[Dataset entries on figures]
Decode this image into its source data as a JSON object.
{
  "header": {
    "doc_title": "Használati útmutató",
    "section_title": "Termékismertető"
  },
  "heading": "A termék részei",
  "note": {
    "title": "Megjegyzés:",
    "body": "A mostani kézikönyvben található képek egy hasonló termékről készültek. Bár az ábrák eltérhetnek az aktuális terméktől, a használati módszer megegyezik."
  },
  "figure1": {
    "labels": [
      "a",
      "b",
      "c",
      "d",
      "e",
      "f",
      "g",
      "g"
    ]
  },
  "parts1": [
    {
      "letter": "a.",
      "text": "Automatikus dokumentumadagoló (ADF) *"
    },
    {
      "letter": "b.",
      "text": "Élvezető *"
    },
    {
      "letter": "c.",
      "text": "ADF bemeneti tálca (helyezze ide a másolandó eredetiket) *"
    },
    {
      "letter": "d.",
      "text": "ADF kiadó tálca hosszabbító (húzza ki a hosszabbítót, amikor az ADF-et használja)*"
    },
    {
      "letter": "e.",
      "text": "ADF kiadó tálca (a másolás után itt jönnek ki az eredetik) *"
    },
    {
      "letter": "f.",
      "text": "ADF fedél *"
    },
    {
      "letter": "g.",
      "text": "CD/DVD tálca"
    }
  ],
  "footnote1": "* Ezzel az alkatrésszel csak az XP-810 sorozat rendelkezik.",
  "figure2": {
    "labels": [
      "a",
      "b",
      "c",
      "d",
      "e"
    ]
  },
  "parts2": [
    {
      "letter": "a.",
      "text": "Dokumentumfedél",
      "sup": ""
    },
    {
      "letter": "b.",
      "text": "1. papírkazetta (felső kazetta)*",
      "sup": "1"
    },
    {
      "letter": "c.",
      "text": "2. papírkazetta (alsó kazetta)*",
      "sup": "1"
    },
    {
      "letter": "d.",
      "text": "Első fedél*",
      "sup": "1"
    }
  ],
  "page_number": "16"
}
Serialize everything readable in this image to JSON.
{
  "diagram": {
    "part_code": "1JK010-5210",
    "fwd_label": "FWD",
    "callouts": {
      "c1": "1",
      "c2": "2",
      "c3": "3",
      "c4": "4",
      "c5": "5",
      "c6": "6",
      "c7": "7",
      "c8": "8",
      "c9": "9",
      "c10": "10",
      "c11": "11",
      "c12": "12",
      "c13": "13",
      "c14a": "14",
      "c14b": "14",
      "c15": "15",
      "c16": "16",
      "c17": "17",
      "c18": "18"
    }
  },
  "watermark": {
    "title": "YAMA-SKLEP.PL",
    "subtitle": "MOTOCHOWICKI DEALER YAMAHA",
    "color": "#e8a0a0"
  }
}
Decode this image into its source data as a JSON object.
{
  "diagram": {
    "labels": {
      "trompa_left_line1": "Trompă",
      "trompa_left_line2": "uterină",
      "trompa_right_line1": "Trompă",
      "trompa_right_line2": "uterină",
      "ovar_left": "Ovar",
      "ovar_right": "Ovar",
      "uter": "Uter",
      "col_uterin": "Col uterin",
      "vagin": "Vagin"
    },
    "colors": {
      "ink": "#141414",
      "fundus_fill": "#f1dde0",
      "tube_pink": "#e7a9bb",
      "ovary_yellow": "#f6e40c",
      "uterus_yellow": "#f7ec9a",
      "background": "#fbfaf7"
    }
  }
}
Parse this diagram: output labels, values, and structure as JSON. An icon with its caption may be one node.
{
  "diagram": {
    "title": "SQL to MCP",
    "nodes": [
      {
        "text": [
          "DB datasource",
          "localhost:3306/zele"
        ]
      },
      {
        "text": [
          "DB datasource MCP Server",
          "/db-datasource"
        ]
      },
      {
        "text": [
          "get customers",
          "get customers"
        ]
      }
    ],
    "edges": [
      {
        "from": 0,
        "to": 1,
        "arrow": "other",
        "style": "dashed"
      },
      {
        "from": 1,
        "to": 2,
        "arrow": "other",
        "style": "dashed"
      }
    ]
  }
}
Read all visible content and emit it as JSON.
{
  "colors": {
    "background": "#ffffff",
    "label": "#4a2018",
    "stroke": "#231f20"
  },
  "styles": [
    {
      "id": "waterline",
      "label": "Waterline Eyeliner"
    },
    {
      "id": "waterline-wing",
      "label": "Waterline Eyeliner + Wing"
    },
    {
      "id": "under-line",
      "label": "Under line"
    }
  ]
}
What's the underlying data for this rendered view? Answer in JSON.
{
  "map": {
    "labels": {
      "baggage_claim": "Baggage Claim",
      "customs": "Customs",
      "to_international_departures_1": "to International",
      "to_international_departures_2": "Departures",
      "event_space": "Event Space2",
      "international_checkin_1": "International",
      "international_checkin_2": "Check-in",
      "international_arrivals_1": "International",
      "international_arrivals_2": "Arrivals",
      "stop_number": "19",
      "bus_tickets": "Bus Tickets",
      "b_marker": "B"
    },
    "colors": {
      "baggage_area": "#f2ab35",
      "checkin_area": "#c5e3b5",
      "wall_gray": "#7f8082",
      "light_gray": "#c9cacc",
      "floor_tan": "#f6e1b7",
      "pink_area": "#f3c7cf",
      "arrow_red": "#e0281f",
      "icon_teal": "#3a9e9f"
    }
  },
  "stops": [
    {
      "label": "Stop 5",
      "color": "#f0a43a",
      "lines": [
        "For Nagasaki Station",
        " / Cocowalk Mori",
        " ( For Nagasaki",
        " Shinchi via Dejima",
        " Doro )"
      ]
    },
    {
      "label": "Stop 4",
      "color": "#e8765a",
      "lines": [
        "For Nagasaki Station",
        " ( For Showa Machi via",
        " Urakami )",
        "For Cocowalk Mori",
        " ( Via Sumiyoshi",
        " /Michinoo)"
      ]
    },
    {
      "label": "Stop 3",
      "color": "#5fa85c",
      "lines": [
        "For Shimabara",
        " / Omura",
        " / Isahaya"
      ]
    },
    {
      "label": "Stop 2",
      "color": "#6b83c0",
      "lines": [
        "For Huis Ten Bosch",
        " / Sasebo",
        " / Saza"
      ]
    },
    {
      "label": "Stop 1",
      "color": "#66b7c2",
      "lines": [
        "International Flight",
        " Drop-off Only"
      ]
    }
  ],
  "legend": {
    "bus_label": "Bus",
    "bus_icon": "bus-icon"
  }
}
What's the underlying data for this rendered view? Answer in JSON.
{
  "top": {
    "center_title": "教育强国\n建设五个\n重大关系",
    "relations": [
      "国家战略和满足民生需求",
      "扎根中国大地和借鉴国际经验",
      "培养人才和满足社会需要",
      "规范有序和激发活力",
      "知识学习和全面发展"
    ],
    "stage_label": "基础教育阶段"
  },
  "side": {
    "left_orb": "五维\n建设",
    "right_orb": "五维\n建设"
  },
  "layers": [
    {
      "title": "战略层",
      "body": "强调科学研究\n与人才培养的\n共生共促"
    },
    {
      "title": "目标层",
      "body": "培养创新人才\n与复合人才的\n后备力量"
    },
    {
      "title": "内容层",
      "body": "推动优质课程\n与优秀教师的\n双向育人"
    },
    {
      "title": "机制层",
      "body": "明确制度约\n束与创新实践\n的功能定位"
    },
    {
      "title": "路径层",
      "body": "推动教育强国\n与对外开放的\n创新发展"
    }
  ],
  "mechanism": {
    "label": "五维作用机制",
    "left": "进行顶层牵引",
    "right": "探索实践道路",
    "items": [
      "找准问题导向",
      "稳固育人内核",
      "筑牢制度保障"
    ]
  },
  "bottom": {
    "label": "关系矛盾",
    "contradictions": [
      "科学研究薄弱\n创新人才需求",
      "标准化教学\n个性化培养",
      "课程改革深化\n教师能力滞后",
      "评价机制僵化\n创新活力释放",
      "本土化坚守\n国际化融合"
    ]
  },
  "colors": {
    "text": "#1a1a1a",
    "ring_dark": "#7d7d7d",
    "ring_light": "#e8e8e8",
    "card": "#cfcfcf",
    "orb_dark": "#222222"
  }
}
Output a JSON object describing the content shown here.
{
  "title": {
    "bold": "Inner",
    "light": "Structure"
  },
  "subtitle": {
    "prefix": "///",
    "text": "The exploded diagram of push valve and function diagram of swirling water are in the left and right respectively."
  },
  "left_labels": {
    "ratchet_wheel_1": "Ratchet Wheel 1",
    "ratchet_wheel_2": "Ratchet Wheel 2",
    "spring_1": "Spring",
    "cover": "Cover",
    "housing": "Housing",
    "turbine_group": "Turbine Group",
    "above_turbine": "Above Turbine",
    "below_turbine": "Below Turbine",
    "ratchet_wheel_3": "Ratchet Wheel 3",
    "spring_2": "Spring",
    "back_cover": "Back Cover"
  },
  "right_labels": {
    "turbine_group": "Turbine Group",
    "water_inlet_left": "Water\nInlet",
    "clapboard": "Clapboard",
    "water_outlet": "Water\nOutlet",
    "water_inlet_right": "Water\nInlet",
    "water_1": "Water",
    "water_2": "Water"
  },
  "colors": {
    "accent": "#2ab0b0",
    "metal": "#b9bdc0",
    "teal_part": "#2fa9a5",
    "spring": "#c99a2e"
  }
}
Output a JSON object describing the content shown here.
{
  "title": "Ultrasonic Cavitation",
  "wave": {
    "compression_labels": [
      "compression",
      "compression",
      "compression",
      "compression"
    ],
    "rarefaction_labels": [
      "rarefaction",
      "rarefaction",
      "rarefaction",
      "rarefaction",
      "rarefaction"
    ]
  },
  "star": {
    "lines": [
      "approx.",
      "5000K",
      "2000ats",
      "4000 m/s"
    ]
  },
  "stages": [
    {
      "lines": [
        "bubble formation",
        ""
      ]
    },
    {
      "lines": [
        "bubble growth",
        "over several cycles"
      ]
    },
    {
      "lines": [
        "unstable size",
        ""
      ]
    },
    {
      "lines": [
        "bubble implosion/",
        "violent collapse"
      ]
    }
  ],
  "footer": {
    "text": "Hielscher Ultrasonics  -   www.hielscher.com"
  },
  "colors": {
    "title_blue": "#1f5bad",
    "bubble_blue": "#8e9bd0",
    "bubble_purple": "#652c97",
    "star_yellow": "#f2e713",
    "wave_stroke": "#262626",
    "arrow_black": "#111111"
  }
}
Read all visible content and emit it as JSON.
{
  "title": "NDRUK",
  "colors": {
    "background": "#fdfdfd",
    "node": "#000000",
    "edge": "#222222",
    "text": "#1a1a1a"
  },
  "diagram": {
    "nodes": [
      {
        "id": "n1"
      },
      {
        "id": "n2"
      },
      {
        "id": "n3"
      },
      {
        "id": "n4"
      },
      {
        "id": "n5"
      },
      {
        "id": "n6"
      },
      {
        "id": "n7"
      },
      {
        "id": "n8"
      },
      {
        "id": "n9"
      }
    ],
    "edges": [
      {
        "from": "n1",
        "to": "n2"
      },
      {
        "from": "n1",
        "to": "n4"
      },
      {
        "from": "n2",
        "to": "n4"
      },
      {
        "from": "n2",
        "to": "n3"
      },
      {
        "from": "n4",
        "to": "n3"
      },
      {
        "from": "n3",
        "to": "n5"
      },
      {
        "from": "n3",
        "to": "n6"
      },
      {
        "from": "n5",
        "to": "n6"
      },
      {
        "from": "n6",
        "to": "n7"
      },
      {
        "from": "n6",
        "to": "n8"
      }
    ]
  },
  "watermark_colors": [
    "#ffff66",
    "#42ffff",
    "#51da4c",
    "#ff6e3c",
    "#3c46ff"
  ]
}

* **What you are asked to do**
How many of these lines contain "kazetta"? Write only the number.

* **Written solution**
2